Cut And Run For Senate

Kweisi Mfume, running for an open senate seat in Maryland, and advised by former Dean campaign manager Joe Trippi, is focusing his campaign on a
rapid withdrawal from Iraq.


In an e-mail solicitation, Mfume, a former congressman and NAACP leader, called the fighting in Iraq "a war without justification and apparently without end" and compared it to the Vietnam War. "It's time to get out," Mfume wrote, urging a timeframe for withdrawal.

Kweisi Mfume wants to highlight differences between his and Rep. Benjamin L. Cardin's positions on the Iraq war. In an interview, he said that by highlighting his views on Iraq, he is trying to draw the first in a series of contrasts with Rep. Benjamin L. Cardin, another candidate for the Democratic nomination.


Cardin himself voted against the war resolution, but is against abandoning Iraq now that we're involved.

This seems like a smart strategy for Mfume, to attract white suburban support in the primary. It might also work in the general election in a state as Democratic as Maryland.

However, I think it would backfire on the Democratic Party as a whole if the party were to become identified with quitting Iraq prematurely. Right now, there is increasing support in the polls for withdrawing from Iraq. I believe some of this support represents "magical thinking" under the supposition that a withdrawal would stem our losses and have no negative consequences. But if it did take place, and the highly negative outcome that most experts anticipate would result from an immediate withdrawal occurred, those who championed the policy would suffer scorn in the long term.

Posted by rickheller at August 26, 2005 03:18 PM
Comments

Well, we'll see whether this is a smart move to attract suburban white primary voters, won't we? Especially if his primary opponent takes pains to criticize this "magical thinking" as you put it.

I think we need to see more detailed measuring about the true nature of support for "withdrawal" from Iraq. I mean, everyone is in favor it in the abstract, the real questions are over how and when. In the absence of measures of these hows and whens behind support for withdrawal, it seems to me to be a mistake to read such poll number moves as anything other than an increased perception of how difficult a task it is that the President has committed us to...

IMO, President Bush deserves criticism for either underestimating or underexplaining the cost and scope of this policy of preemption. Most Americans either feel or wish that this was unecessary, and would rather not have to deal with it.

Posted by: bk at August 26, 2005 03:58 PM

Yes, everyone is in favor of withdrawal as long as there are no bad consequences--except perhaps for a small number of conservatives who would like permanent bases in Iraq from which to threaten Iran.

It would be useful to ask a question like, would you favor withdrawal from Iraq even if the result was that the insurgents take over the country. I'm not sure how to word it properly, because I don't like to have a question with a premise that some may not accept (i.e. some things that American troops are the problem, and if we withdrew, the insurgents would lay down their arms and join the political process).

---

*SET TASKS*
1 > According to the blog post on Kweisi Mfume's Senate campaign, how did Rep. Benjamin L. Cardin vote on the war resolution?
2 > Continue the blog post on Kweisi Mfume's Senate campaign and its comments, beginning after the last sentence shown.

*RECORDS SHOWN*
---

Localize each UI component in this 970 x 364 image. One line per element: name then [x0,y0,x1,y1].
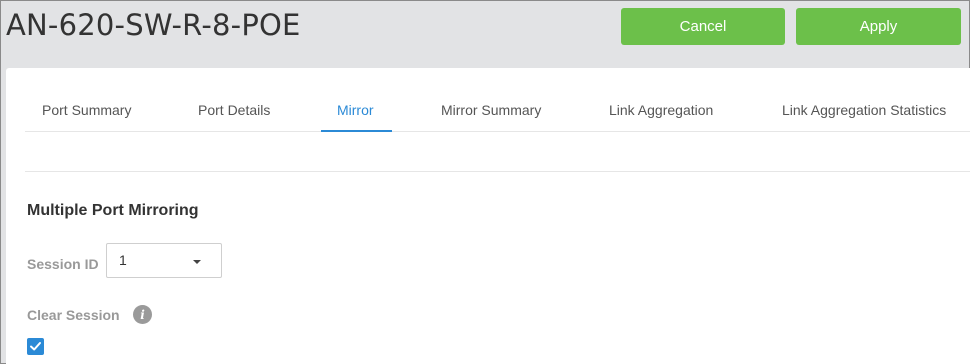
active-tab-indicator [321,130,392,132]
session-id-select[interactable]: 1 [106,243,222,278]
tab-link-aggregation-statistics[interactable]: Link Aggregation Statistics [782,102,946,118]
tab-mirror[interactable]: Mirror [337,102,374,118]
session-id-value: 1 [119,252,127,268]
tab-bar: Port Summary Port Details Mirror Mirror … [25,90,970,132]
device-title: AN-620-SW-R-8-POE [6,8,301,42]
tab-mirror-summary[interactable]: Mirror Summary [441,102,541,118]
clear-session-checkbox[interactable] [27,338,44,355]
session-id-label: Session ID [27,256,99,272]
section-divider [25,171,970,172]
apply-button[interactable]: Apply [796,8,961,45]
tab-port-summary[interactable]: Port Summary [42,102,131,118]
clear-session-label: Clear Session [27,307,120,323]
info-icon[interactable]: i [133,305,152,324]
caret-down-icon [193,260,201,264]
content-card: Port Summary Port Details Mirror Mirror … [6,68,970,364]
section-title: Multiple Port Mirroring [27,202,199,219]
cancel-button[interactable]: Cancel [621,8,785,45]
tab-port-details[interactable]: Port Details [198,102,270,118]
tab-link-aggregation[interactable]: Link Aggregation [609,102,713,118]
checkmark-icon [30,342,41,351]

---

*SOLVED TASKS*
1 > He voted against it.

2 >
Still, I think it's a valid question. If we asked that question of Americans in 1972, many would have said yes, they wanted American troops out even if the result were the communist victory which eventually took place.

Posted by: rickheller at August 26, 2005 04:50 PM

Since Bush isn't going to withdraw from Iraq in the short term, this may be a successful strategy. Mfume can advocate rapid withdrawal with impunity, with Bush as his backstop.

In other words, the badness of this idea will never be proven as long as Bush ignores it, which I imagine he will.

Posted by: Henry Woodbury at August 26, 2005 05:01 PM

Rick's right. I tend to think there is a vast gulf between what people will tell a pollster - especially when the question is carefully loaded ("do you think America should end the routine deaths of its soldiers by ending its illegal occupation of Iraq?") - and the conclusion they reach when their answer actually matters. If the democrats become the party of "cut and run" - no doubt the goal of the latest Kos offensive - they'll have hit rock bottom.

Posted by: Simon at August 26, 2005 05:44 PM

Of course, that'll only work for him if many suburban MD voters are cut-and-run. Some are, no doubt, but like everywhere else, the 'burbs tend to be less liberal. I'd characterize them as largely left-leaning centrist, which means he's doomed (IMHO good, Mfume's no centrist) (I used to live in his House district).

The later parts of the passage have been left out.